Dataset items
= = = = =

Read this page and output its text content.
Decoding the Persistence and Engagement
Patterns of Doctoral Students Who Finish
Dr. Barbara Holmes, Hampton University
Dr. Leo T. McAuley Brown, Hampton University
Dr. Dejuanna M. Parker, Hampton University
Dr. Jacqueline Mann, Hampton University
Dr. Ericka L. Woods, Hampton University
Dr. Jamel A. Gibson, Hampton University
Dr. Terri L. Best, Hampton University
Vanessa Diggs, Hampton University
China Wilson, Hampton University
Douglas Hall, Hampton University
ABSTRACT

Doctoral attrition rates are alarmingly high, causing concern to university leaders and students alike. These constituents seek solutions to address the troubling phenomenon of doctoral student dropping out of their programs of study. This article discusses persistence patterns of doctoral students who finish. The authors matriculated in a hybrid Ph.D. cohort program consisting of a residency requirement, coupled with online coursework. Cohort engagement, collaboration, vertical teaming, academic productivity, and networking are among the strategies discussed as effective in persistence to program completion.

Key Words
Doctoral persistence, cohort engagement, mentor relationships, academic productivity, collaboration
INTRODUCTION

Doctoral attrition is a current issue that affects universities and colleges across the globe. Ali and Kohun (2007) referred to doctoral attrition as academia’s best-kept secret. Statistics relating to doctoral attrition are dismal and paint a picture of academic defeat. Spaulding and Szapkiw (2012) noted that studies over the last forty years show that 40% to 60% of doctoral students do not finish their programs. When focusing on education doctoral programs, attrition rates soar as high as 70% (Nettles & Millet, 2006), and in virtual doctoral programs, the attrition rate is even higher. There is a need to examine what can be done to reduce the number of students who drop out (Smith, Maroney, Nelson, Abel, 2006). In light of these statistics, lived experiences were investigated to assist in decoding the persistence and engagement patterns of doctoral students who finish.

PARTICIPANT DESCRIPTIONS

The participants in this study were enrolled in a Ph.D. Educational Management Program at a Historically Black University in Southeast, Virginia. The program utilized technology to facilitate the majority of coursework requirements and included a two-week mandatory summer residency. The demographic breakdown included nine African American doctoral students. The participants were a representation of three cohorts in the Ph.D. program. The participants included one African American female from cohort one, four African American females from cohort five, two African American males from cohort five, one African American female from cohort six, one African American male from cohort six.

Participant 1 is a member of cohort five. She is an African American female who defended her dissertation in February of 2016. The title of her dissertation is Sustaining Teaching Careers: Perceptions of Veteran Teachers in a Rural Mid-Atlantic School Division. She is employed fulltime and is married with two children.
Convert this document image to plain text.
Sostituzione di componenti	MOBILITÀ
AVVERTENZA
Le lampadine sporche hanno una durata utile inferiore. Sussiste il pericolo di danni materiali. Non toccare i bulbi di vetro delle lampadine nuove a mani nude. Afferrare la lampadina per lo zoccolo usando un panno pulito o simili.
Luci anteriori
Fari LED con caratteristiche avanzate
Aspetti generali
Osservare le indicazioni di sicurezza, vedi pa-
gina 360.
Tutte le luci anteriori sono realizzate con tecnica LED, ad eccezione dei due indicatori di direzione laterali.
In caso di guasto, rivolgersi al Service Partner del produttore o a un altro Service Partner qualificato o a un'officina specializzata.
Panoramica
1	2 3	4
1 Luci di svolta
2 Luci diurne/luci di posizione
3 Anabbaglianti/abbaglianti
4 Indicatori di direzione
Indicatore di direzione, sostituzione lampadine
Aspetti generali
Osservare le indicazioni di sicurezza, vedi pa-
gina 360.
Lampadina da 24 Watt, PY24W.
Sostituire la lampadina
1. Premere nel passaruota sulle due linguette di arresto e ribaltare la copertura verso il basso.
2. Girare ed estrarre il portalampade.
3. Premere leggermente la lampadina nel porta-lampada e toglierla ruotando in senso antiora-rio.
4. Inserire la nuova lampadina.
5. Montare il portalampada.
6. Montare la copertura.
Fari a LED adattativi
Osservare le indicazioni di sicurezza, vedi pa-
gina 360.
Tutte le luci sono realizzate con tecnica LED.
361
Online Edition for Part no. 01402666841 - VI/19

= = = = =

What is required: Using the data above, repeat every line exactly.

Full solution:
Read this page and output its text content.
Decoding the Persistence and Engagement
Patterns of Doctoral Students Who Finish
Dr. Barbara Holmes, Hampton University
Dr. Leo T. McAuley Brown, Hampton University
Dr. Dejuanna M. Parker, Hampton University
Dr. Jacqueline Mann, Hampton University
Dr. Ericka L. Woods, Hampton University
Dr. Jamel A. Gibson, Hampton University
Dr. Terri L. Best, Hampton University
Vanessa Diggs, Hampton University
China Wilson, Hampton University
Douglas Hall, Hampton University
ABSTRACT

Doctoral attrition rates are alarmingly high, causing concern to university leaders and students alike. These constituents seek solutions to address the troubling phenomenon of doctoral student dropping out of their programs of study. This article discusses persistence patterns of doctoral students who finish. The authors matriculated in a hybrid Ph.D. cohort program consisting of a residency requirement, coupled with online coursework. Cohort engagement, collaboration, vertical teaming, academic productivity, and networking are among the strategies discussed as effective in persistence to program completion.

Key Words
Doctoral persistence, cohort engagement, mentor relationships, academic productivity, collaboration
INTRODUCTION

Doctoral attrition is a current issue that affects universities and colleges across the globe. Ali and Kohun (2007) referred to doctoral attrition as academia’s best-kept secret. Statistics relating to doctoral attrition are dismal and paint a picture of academic defeat. Spaulding and Szapkiw (2012) noted that studies over the last forty years show that 40% to 60% of doctoral students do not finish their programs. When focusing on education doctoral programs, attrition rates soar as high as 70% (Nettles & Millet, 2006), and in virtual doctoral programs, the attrition rate is even higher. There is a need to examine what can be done to reduce the number of students who drop out (Smith, Maroney, Nelson, Abel, 2006). In light of these statistics, lived experiences were investigated to assist in decoding the persistence and engagement patterns of doctoral students who finish.

PARTICIPANT DESCRIPTIONS

The participants in this study were enrolled in a Ph.D. Educational Management Program at a Historically Black University in Southeast, Virginia. The program utilized technology to facilitate the majority of coursework requirements and included a two-week mandatory summer residency. The demographic breakdown included nine African American doctoral students. The participants were a representation of three cohorts in the Ph.D. program. The participants included one African American female from cohort one, four African American females from cohort five, two African American males from cohort five, one African American female from cohort six, one African American male from cohort six.

Participant 1 is a member of cohort five. She is an African American female who defended her dissertation in February of 2016. The title of her dissertation is Sustaining Teaching Careers: Perceptions of Veteran Teachers in a Rural Mid-Atlantic School Division. She is employed fulltime and is married with two children.
Convert this document image to plain text.
Sostituzione di componenti	MOBILITÀ
AVVERTENZA
Le lampadine sporche hanno una durata utile inferiore. Sussiste il pericolo di danni materiali. Non toccare i bulbi di vetro delle lampadine nuove a mani nude. Afferrare la lampadina per lo zoccolo usando un panno pulito o simili.
Luci anteriori
Fari LED con caratteristiche avanzate
Aspetti generali
Osservare le indicazioni di sicurezza, vedi pa-
gina 360.
Tutte le luci anteriori sono realizzate con tecnica LED, ad eccezione dei due indicatori di direzione laterali.
In caso di guasto, rivolgersi al Service Partner del produttore o a un altro Service Partner qualificato o a un'officina specializzata.
Panoramica
1	2 3	4
1 Luci di svolta
2 Luci diurne/luci di posizione
3 Anabbaglianti/abbaglianti
4 Indicatori di direzione
Indicatore di direzione, sostituzione lampadine
Aspetti generali
Osservare le indicazioni di sicurezza, vedi pa-
gina 360.
Lampadina da 24 Watt, PY24W.
Sostituire la lampadina
1. Premere nel passaruota sulle due linguette di arresto e ribaltare la copertura verso il basso.
2. Girare ed estrarre il portalampade.
3. Premere leggermente la lampadina nel porta-lampada e toglierla ruotando in senso antiora-rio.
4. Inserire la nuova lampadina.
5. Montare il portalampada.
6. Montare la copertura.
Fari a LED adattativi
Osservare le indicazioni di sicurezza, vedi pa-
gina 360.
Tutte le luci sono realizzate con tecnica LED.
361
Online Edition for Part no. 01402666841 - VI/19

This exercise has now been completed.